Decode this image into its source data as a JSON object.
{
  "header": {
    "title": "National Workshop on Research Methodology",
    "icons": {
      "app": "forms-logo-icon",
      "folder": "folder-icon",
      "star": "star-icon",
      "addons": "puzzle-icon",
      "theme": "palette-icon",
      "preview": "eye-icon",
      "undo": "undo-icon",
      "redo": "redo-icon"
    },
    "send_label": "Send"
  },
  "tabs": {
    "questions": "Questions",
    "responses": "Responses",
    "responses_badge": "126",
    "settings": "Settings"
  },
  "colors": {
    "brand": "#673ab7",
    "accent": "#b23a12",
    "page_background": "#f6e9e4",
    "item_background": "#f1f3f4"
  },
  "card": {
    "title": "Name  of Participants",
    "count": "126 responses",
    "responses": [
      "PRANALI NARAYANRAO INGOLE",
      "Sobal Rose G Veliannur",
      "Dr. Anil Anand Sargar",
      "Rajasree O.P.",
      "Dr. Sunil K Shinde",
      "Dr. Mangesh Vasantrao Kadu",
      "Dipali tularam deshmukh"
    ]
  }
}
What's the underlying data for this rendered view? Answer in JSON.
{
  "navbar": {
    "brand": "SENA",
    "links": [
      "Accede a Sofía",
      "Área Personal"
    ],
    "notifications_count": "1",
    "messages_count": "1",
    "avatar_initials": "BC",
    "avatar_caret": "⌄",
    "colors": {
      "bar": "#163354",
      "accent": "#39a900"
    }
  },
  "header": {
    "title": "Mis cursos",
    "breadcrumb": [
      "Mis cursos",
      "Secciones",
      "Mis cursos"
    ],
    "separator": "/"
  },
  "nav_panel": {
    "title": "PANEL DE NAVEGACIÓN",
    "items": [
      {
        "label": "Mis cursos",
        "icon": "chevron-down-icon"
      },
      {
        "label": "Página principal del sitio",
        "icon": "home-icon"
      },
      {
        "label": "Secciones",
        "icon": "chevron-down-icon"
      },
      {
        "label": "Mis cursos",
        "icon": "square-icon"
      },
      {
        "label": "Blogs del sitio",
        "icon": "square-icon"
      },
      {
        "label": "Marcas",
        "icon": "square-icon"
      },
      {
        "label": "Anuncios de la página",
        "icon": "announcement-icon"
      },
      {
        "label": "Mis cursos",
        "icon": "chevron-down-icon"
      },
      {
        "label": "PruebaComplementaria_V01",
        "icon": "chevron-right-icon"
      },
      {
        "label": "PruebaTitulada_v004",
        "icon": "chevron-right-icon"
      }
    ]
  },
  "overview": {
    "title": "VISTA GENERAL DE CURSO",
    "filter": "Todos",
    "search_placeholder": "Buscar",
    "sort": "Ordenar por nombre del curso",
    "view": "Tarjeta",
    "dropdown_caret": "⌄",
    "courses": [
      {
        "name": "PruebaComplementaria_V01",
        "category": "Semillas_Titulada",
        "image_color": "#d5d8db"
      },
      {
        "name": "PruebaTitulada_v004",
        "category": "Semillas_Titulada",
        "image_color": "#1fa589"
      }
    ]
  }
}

......

- WHAT IS REQUIRED: Copy each line of the data above that holds "this".

- RESULT:
Decode this image into its source data as a JSON object.
What's the underlying data for this rendered view? Answer in JSON.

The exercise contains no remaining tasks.